◆ Texto mostrado:
EDGARDO COZARINSKY RECORRE LA CIUDAD DE LOS CINES QUE YA NO EXISTEN

El paraíso perdido de los cinéfilos

El escritor y cineasta conduce en esta crónica un recorrido por los restos de aquellas salas que alguna vez fueron una marca identitaria de Buenos Aires. Cozarinsky, que acaba de abordar el tema en su flamante libro Palacios plebeyos, reconstruye las claves de su transformación a manos de evangelistas, colchoneros y dueños de bingos.

 Por Julián Gorodischer

Edgardo Cozarinsky, escritor y cineasta, conduce esta tarde un paseo por los cadáveres exquisitos de cines que alguna vez reinaron. El viaje en combi por las avenidas de la ciudad no deberá ser interpretado como “la crónica de un jovato que da vueltas por los lugares en los que fue joven” –pedirá el guía– sino como un breve tratado de arqueología de la vida reciente. Impresiona la cantidad de víctimas que se llevaron consigo los bingos, templos evangélicos, negocios de chucherías y hasta una fábrica de colchones, sobre Santa Fe casi esquina Scalabrini Ortiz, que mantiene la marquesina, la amplia escalera y la pullman de lo que alguna vez fue un cine.

◆ Qué hacer:
1. Según la crónica sobre los viejos cines de Buenos Aires, ¿qué hay hoy en el antiguo cine de Santa Fe casi esquina Scalabrini Ortiz?
2. Repite sin cambios el fragmento de la crónica sobre los viejos cines de Buenos Aires que va de "Edgardo Cozarinsky, escritor" a "fue un cine.".
3. Sigue escribiendo la crónica sobre los viejos cines de Buenos Aires a partir de su última oración.

◆ Extractos de registros:
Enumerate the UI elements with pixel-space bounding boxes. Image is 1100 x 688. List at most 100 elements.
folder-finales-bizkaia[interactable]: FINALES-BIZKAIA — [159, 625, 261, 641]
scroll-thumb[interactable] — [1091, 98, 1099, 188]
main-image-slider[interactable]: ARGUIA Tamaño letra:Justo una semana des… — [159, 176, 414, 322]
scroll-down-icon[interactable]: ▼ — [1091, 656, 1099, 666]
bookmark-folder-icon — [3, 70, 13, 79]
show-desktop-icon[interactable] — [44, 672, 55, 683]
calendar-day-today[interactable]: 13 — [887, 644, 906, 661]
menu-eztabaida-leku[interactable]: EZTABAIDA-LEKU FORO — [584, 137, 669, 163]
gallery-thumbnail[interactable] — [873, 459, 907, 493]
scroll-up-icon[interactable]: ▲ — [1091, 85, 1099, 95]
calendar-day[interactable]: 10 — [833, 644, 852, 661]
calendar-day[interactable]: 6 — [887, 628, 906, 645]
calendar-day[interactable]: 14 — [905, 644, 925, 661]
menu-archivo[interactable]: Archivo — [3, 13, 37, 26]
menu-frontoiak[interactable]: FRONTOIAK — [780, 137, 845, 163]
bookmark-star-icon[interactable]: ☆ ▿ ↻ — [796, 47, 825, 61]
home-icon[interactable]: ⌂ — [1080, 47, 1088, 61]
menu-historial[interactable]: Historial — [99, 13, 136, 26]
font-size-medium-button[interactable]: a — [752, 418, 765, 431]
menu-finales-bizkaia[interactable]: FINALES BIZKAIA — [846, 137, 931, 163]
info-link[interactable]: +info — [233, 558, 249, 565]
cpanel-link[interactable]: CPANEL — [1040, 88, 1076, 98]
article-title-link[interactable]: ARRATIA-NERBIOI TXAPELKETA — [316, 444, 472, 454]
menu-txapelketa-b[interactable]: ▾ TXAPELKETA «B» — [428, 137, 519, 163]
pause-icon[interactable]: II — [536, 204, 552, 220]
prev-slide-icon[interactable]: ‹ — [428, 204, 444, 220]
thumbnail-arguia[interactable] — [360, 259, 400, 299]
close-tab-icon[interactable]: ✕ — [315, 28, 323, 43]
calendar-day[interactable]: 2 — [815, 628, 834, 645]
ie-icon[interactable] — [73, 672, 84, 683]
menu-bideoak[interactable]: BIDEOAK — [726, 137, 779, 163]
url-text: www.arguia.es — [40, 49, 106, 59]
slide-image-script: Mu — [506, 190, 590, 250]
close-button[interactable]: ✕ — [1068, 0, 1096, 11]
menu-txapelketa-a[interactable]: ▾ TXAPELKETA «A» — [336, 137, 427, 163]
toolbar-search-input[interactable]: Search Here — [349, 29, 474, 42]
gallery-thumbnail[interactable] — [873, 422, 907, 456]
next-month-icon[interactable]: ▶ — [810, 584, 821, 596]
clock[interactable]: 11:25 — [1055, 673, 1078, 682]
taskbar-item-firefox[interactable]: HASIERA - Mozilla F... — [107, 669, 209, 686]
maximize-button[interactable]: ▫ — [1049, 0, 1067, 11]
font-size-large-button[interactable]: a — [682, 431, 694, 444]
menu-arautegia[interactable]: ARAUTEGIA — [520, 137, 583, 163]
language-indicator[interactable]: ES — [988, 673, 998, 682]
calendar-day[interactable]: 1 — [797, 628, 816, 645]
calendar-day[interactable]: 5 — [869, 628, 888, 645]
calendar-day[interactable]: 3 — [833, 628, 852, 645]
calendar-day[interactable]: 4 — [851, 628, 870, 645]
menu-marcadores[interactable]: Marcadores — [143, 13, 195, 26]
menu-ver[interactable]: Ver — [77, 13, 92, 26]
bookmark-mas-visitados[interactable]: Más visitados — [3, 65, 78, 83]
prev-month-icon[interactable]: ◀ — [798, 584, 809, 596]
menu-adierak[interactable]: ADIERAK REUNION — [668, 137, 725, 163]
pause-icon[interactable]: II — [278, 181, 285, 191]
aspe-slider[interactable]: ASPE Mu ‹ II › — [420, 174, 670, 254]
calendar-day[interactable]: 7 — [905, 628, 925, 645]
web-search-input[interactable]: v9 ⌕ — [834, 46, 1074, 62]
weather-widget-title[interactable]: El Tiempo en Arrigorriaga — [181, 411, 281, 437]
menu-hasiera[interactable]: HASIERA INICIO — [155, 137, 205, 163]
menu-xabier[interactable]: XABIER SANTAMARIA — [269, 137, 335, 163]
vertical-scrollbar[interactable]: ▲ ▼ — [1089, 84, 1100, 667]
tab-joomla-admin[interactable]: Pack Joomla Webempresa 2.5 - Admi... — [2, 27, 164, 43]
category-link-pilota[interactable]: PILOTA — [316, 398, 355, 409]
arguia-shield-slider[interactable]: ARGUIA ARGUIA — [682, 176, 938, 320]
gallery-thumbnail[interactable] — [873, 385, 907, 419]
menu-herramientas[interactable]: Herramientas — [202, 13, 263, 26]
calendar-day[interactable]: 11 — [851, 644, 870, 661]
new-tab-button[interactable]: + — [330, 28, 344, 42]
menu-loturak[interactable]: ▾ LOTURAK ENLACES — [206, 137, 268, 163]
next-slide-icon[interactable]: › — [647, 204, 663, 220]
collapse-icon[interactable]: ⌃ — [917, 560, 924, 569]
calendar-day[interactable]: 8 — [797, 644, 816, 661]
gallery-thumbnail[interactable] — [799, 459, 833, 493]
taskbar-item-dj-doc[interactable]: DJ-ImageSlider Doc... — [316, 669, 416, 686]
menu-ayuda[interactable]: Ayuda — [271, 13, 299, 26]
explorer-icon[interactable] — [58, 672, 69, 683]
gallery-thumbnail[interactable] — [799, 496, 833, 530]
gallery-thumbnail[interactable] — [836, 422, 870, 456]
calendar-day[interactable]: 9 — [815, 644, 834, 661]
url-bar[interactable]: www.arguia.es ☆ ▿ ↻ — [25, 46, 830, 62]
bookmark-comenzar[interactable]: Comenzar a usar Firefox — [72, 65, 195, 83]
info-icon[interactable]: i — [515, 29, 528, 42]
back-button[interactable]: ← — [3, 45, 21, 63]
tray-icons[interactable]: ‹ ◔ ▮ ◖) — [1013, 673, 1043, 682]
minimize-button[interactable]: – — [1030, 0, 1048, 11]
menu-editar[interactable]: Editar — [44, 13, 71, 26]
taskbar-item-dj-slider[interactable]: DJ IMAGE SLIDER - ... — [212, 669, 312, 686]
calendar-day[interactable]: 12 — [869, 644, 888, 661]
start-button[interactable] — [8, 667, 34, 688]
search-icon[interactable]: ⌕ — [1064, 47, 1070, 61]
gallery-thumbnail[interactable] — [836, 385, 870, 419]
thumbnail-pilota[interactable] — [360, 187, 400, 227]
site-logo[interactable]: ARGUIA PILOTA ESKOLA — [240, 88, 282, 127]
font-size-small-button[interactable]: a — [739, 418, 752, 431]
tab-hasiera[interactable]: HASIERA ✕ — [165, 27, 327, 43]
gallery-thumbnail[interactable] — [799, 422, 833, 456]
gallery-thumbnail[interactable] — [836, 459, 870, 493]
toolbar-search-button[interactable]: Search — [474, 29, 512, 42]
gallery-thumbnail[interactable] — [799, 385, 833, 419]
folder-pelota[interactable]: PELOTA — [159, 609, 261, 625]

◆ Respuestas por tarea:
1. Una fábrica de colchones.

2.
Edgardo Cozarinsky, escritor y cineasta, conduce esta tarde un paseo por los cadáveres exquisitos de cines que alguna vez reinaron. El viaje en combi por las avenidas de la ciudad no deberá ser interpretado como “la crónica de un jovato que da vueltas por los lugares en los que fue joven” –pedirá el guía– sino como un breve tratado de arqueología de la vida reciente. Impresiona la cantidad de víctimas que se llevaron consigo los bingos, templos evangélicos, negocios de chucherías y hasta una fábrica de colchones, sobre Santa Fe casi esquina Scalabrini Ortiz, que mantiene la marquesina, la amplia escalera y la pullman de lo que alguna vez fue un cine.

3.
Entre los depredadores, la fábrica de colchones que extinguió al Gran Norte niega a su fósil irrumpiendo con sus futones y sofácamas con indiferente prepotencia. Pero más tarde, se sabrá que hay victimarios más crueles: el Ambassador Outlet de Lavalle provoca cínicamente desde la marquesina intacta dedicando el nombre de la elegante sala a la venta de encendedores revolver y pequeños budas dorados. Todo viene a cuento de la reciente edición de Palacios plebeyos (de Editorial Sudamericana), donde Cozarinsky agrupó sus recuerdos y saberes sobre cines del mundo, y que es la excusa perfecta para salir a pasear. Ahora que la combi toma por Las Heras, pasando por el supermercado frente a la Biblioteca Nacional, suena una señal de alerta: donde se apilan las verduras y los botellones quedaba el cine Roxy...

–Ahora me acuerdo de algo de hace diez años –dice el autor de La novia de Odessa y El rufián moldavo y director de la reciente película Ronda nocturna– y parece tan remoto. El Roxy era un cine muy chico y la vecindad con la iglesia hacía que cada Semana Santa pasaran una película vetusta que se llamaba Vida, pasión y muerte, muda y con colores ilustrados a mano.

Primera escala

–Vamos hacia Santa Fe –dirige Cozarinsky– hasta llegar a los Palacios (Gran Palais, Palais Royal, Palais Bleu y Petit Palais, todos ejemplos de la megalomanía barrial de los ’40 y ’50). Pero no, mejor sigamos por Scalabrini Ortiz hasta el Gran Norte, hoy fábrica de futones. Yo recuerdo....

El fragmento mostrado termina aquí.